Brief
Determine how many lines include the string "CHEWING". Output that number only.

[Data items]
☆ ☆ ☆

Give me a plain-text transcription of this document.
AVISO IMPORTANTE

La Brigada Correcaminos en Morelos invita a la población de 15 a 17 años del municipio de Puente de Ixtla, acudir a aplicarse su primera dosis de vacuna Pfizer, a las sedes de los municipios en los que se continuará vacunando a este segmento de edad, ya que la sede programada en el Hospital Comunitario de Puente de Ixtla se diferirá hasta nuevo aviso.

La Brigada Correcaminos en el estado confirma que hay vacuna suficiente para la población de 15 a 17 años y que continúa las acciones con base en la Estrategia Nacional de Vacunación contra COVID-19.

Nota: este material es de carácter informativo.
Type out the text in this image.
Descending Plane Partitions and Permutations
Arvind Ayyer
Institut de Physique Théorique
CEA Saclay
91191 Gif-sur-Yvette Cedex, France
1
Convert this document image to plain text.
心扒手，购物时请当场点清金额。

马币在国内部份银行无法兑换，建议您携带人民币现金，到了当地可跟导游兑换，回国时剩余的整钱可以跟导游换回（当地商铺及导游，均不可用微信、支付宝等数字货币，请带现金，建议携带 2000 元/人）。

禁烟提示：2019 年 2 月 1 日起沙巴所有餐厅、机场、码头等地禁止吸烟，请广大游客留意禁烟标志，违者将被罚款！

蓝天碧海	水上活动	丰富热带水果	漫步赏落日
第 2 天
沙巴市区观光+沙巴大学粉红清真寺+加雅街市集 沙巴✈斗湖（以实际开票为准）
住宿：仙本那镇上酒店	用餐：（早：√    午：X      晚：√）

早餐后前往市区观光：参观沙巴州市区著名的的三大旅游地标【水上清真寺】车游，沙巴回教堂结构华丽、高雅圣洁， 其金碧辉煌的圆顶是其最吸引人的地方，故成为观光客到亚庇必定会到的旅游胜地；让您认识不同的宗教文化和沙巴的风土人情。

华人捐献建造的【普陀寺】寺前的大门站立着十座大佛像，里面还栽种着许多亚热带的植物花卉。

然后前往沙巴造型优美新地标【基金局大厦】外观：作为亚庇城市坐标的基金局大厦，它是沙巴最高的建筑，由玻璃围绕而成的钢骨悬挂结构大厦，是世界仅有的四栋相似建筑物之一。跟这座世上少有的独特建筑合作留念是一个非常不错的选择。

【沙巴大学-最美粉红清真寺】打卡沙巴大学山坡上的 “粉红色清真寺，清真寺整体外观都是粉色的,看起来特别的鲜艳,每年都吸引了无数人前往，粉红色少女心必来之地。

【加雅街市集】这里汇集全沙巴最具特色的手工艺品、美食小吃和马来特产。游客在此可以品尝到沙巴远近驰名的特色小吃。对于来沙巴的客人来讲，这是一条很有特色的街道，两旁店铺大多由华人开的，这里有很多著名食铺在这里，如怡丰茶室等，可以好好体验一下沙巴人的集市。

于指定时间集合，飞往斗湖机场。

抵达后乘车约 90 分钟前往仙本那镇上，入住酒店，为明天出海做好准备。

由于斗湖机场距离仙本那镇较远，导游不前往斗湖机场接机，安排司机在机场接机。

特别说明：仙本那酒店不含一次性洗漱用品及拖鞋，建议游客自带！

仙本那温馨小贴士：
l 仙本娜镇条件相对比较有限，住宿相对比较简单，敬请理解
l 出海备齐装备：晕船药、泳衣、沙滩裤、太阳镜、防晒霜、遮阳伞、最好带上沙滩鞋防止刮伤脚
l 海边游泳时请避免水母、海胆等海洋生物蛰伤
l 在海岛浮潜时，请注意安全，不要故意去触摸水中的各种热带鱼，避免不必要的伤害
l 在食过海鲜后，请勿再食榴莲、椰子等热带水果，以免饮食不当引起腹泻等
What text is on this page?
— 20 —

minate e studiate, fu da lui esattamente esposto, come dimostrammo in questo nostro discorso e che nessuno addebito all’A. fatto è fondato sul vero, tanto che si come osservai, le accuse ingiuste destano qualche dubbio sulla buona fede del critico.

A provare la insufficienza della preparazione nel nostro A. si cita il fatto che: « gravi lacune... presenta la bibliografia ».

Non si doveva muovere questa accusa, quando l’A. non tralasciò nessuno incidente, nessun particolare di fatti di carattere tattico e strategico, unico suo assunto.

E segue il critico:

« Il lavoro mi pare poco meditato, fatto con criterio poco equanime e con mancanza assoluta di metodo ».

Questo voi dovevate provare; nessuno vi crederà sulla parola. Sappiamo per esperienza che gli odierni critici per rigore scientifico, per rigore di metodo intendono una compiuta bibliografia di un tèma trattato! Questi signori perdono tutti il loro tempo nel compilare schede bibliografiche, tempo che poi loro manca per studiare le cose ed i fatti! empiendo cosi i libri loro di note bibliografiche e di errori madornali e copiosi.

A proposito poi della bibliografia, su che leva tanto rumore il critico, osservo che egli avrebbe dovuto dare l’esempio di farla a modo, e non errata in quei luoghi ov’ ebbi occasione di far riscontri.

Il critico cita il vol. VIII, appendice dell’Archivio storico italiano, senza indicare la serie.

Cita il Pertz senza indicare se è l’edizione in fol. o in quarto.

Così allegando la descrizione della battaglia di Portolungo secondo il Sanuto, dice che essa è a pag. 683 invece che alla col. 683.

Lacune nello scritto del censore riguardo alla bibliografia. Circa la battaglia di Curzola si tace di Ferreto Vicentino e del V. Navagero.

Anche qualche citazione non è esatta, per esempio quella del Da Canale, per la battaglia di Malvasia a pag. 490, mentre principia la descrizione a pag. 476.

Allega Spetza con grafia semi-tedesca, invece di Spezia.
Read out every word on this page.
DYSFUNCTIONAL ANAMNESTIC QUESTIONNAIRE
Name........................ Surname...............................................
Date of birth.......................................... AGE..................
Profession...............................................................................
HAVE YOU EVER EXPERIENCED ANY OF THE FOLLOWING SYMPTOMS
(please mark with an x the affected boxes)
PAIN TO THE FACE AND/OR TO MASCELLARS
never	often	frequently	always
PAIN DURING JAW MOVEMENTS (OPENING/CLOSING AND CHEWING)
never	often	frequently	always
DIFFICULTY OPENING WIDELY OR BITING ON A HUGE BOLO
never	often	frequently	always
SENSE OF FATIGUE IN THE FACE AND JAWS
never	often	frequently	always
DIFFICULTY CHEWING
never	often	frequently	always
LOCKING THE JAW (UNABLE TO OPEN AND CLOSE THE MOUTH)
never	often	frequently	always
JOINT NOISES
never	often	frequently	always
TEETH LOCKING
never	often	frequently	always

☆ ☆ ☆

Solved exercise
2